• **DIRECTIONS**
Retype each record shown below, leaving every character as it is.

_ _ _ _

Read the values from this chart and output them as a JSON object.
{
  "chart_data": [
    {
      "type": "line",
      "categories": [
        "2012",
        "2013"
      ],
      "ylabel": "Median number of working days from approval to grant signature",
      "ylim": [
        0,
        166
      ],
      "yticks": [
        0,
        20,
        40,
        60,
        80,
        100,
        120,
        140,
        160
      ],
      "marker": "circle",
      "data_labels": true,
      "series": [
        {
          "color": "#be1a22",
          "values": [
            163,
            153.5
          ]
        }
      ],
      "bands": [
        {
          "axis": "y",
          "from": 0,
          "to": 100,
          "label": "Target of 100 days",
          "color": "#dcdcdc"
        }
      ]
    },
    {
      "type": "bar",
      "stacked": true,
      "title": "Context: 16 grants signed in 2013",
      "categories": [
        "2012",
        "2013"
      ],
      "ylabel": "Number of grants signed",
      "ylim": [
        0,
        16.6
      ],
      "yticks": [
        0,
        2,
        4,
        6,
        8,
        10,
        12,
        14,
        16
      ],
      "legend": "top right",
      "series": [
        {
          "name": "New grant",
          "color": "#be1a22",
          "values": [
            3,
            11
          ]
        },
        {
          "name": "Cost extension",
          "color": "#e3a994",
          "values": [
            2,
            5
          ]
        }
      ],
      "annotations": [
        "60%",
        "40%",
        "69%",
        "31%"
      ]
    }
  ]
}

_ _ _ _

• **WRITTEN SOLUTION**
Read the values from this chart and output them as a JSON object.
{
  "chart_data": [
    {
      "type": "line",
      "categories": [
        "2012",
        "2013"
      ],
      "ylabel": "Median number of working days from approval to grant signature",
      "ylim": [
        0,
        166
      ],
      "yticks": [
        0,
        20,
        40,
        60,
        80,
        100,
        120,
        140,
        160
      ],
      "marker": "circle",
      "data_labels": true,
      "series": [
        {
          "color": "#be1a22",
          "values": [
            163,
            153.5
          ]
        }
      ],
      "bands": [
        {
          "axis": "y",
          "from": 0,
          "to": 100,
          "label": "Target of 100 days",
          "color": "#dcdcdc"
        }
      ]
    },
    {
      "type": "bar",
      "stacked": true,
      "title": "Context: 16 grants signed in 2013",
      "categories": [
        "2012",
        "2013"
      ],
      "ylabel": "Number of grants signed",
      "ylim": [
        0,
        16.6
      ],
      "yticks": [
        0,
        2,
        4,
        6,
        8,
        10,
        12,
        14,
        16
      ],
      "legend": "top right",
      "series": [
        {
          "name": "New grant",
          "color": "#be1a22",
          "values": [
            3,
            11
          ]
        },
        {
          "name": "Cost extension",
          "color": "#e3a994",
          "values": [
            2,
            5
          ]
        }
      ],
      "annotations": [
        "60%",
        "40%",
        "69%",
        "31%"
      ]
    }
  ]
}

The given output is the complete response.